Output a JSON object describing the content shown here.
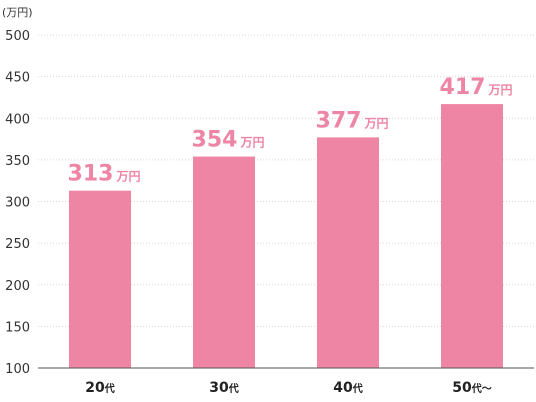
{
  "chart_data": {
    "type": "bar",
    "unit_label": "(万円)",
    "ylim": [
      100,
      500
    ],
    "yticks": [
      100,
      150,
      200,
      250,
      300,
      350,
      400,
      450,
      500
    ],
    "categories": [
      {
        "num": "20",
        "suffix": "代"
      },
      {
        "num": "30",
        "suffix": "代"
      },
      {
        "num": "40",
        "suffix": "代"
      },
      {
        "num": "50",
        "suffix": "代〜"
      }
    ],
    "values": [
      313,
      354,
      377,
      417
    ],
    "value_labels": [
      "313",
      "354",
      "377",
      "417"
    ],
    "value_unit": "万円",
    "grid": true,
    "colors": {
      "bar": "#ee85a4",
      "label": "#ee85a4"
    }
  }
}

* [SET TASK] Transcribe the full listing above exactly, with the images removed.

* [THE SOLUTION]
Output a JSON object describing the content shown here.
{
  "chart_data": {
    "type": "bar",
    "unit_label": "(万円)",
    "ylim": [
      100,
      500
    ],
    "yticks": [
      100,
      150,
      200,
      250,
      300,
      350,
      400,
      450,
      500
    ],
    "categories": [
      {
        "num": "20",
        "suffix": "代"
      },
      {
        "num": "30",
        "suffix": "代"
      },
      {
        "num": "40",
        "suffix": "代"
      },
      {
        "num": "50",
        "suffix": "代〜"
      }
    ],
    "values": [
      313,
      354,
      377,
      417
    ],
    "value_labels": [
      "313",
      "354",
      "377",
      "417"
    ],
    "value_unit": "万円",
    "grid": true,
    "colors": {
      "bar": "#ee85a4",
      "label": "#ee85a4"
    }
  }
}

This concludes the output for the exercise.